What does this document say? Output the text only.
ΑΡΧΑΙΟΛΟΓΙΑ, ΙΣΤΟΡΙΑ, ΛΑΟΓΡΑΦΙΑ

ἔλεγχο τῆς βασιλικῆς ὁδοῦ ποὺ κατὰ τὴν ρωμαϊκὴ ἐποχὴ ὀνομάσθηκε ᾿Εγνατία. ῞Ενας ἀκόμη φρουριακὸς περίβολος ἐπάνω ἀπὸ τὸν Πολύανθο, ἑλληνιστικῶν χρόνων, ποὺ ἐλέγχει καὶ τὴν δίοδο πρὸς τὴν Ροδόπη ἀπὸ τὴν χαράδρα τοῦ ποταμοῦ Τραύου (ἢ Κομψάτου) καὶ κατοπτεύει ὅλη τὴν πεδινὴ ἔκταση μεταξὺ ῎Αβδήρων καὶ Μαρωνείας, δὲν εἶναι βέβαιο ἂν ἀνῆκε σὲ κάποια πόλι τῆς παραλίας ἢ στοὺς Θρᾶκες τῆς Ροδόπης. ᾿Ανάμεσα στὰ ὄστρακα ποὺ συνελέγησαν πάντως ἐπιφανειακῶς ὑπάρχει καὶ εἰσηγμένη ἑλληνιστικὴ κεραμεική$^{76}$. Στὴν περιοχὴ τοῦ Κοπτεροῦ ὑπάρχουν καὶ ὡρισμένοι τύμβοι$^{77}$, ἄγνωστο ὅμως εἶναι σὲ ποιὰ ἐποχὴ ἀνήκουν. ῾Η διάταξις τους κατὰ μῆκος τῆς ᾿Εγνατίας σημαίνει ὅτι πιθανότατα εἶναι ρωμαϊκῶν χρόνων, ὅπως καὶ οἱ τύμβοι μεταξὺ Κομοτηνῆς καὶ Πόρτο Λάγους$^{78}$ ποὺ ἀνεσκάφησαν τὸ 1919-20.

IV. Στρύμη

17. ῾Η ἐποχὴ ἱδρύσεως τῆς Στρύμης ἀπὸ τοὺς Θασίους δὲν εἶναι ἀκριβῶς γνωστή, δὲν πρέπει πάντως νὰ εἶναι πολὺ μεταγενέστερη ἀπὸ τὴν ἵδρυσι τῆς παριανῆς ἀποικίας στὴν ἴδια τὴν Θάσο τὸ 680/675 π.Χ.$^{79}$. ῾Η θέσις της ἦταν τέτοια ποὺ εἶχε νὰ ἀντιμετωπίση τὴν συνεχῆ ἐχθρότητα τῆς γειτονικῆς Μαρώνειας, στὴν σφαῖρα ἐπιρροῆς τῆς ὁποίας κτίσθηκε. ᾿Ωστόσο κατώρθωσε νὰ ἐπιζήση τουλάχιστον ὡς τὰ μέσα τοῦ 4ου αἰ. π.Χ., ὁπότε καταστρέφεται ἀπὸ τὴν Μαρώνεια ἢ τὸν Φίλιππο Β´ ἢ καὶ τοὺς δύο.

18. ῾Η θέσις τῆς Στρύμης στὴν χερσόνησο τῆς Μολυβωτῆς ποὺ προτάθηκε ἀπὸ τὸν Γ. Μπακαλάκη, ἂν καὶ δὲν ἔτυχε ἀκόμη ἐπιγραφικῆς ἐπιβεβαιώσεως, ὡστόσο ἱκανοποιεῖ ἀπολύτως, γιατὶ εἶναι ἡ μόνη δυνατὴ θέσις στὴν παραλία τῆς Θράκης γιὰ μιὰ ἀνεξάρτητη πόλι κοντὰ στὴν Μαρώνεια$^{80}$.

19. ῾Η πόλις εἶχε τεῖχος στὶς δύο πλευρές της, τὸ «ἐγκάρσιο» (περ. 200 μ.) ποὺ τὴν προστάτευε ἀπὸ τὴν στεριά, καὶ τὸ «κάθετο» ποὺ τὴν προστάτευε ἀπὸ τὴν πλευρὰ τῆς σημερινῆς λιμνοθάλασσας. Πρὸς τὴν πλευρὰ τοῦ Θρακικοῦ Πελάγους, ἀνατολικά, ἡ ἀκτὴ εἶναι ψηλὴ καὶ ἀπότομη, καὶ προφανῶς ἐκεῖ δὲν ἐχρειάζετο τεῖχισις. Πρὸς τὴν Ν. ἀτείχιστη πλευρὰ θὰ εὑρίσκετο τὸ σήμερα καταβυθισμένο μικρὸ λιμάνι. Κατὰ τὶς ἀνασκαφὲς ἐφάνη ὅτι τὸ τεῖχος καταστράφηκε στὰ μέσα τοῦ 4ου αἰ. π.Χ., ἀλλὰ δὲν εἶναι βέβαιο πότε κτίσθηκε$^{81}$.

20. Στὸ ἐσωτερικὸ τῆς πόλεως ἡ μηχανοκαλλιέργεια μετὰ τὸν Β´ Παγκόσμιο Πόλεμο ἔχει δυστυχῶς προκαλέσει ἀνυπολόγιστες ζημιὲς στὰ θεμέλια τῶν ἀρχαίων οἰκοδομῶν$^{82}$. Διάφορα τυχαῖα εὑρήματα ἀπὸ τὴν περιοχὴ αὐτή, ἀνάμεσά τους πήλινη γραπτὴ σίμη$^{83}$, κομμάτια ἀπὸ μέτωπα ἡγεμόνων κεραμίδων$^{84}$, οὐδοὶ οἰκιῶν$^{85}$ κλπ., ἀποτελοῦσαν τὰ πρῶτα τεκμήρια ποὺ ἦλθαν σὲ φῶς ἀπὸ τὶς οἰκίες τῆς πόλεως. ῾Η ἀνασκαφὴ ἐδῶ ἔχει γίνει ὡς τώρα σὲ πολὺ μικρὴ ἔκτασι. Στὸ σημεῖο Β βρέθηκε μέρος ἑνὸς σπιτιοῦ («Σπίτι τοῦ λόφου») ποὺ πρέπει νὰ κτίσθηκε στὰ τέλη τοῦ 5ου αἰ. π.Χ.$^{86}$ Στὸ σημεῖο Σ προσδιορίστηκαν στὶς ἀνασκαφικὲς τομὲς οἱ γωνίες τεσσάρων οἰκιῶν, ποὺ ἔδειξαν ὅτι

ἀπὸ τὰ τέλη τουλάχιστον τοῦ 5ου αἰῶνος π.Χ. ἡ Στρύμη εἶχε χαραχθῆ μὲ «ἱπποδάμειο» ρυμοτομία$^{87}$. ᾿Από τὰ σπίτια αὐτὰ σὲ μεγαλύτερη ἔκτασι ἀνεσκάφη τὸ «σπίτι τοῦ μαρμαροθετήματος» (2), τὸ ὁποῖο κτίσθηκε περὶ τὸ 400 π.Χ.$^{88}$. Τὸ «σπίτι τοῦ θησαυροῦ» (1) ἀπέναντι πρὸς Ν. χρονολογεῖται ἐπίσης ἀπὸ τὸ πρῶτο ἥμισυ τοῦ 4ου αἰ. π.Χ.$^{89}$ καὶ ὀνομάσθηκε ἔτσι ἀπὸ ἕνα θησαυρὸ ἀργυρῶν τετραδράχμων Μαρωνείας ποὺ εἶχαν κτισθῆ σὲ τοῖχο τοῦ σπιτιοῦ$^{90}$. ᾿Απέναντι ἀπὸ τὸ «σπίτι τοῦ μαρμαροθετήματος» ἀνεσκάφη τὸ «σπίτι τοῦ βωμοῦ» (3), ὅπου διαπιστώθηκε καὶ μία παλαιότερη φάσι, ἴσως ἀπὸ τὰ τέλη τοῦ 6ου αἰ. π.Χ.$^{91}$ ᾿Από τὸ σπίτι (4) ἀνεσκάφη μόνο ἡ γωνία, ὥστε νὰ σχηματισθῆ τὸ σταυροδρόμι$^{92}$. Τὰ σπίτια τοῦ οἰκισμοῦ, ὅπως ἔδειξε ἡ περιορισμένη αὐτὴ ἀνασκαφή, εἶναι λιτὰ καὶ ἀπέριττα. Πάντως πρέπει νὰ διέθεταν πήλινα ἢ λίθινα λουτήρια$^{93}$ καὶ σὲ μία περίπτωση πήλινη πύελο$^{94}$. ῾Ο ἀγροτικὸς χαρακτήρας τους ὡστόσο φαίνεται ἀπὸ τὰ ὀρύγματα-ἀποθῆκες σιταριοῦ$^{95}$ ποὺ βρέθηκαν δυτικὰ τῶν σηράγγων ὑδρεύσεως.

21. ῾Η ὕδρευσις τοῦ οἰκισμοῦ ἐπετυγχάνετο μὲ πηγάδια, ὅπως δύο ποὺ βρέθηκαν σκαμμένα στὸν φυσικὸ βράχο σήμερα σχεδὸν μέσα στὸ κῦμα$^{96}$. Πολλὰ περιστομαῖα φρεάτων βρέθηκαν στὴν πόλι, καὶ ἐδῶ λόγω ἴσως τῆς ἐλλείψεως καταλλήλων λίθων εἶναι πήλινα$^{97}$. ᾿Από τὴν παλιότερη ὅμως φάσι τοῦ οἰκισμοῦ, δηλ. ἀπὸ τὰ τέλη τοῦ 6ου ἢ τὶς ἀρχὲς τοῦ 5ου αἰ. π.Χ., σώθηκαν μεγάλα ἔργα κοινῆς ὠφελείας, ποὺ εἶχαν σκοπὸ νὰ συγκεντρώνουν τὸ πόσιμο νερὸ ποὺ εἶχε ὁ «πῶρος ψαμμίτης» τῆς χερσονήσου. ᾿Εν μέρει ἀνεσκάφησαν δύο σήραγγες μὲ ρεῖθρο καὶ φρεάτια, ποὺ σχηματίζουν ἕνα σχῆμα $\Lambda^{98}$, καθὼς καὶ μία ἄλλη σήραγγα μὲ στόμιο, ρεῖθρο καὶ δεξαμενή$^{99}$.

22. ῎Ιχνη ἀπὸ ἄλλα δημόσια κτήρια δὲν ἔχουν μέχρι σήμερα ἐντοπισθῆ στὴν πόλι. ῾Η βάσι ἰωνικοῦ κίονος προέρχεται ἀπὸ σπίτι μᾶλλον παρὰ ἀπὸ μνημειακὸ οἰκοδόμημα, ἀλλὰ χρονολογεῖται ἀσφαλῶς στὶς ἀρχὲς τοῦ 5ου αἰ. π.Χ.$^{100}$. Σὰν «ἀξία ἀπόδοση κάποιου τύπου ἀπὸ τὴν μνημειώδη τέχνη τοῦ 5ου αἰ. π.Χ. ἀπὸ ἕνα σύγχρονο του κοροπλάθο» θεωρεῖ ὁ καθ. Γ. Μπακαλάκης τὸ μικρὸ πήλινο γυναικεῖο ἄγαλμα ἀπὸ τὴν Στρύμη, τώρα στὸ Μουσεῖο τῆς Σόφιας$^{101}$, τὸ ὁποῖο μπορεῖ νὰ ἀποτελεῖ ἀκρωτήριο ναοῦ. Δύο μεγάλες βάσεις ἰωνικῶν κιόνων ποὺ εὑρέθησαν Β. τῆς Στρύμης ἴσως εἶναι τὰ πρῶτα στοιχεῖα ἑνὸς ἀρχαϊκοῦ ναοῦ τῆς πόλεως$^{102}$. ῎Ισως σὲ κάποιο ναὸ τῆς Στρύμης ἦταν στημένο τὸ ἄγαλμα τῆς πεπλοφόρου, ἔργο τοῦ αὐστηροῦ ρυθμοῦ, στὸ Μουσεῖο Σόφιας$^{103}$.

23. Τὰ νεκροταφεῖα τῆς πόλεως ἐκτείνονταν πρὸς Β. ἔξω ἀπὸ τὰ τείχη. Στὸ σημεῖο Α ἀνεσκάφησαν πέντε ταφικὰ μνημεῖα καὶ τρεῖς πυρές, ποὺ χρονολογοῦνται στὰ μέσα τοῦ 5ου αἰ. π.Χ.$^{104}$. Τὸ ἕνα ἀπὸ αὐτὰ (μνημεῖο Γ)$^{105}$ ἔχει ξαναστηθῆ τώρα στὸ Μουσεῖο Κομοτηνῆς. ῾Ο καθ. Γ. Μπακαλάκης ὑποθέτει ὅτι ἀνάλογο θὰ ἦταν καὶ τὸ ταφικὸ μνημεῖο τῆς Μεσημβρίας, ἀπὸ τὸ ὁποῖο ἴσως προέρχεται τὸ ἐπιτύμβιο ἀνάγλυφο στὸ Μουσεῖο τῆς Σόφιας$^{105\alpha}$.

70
++++
Go through the records above, find every line with the word "Μαρώνεια", and list those lines.

17. ῾Η ἐποχὴ ἱδρύσεως τῆς Στρύμης ἀπὸ τοὺς Θασίους δὲν εἶναι ἀκριβῶς γνωστή, δὲν πρέπει πάντως νὰ εἶναι πολὺ μεταγενέστερη ἀπὸ τὴν ἵδρυσι τῆς παριανῆς ἀποικίας στὴν ἴδια τὴν Θάσο τὸ 680/675 π.Χ.$^{79}$. ῾Η θέσις της ἦταν τέτοια ποὺ εἶχε νὰ ἀντιμετωπίση τὴν συνεχῆ ἐχθρότητα τῆς γειτονικῆς Μαρώνειας, στὴν σφαῖρα ἐπιρροῆς τῆς ὁποίας κτίσθηκε. ᾿Ωστόσο κατώρθωσε νὰ ἐπιζήση τουλάχιστον ὡς τὰ μέσα τοῦ 4ου αἰ. π.Χ., ὁπότε καταστρέφεται ἀπὸ τὴν Μαρώνεια ἢ τὸν Φίλιππο Β´ ἢ καὶ τοὺς δύο.
18. ῾Η θέσις τῆς Στρύμης στὴν χερσόνησο τῆς Μολυβωτῆς ποὺ προτάθηκε ἀπὸ τὸν Γ. Μπακαλάκη, ἂν καὶ δὲν ἔτυχε ἀκόμη ἐπιγραφικῆς ἐπιβεβαιώσεως, ὡστόσο ἱκανοποιεῖ ἀπολύτως, γιατὶ εἶναι ἡ μόνη δυνατὴ θέσις στὴν παραλία τῆς Θράκης γιὰ μιὰ ἀνεξάρτητη πόλι κοντὰ στὴν Μαρώνεια$^{80}$.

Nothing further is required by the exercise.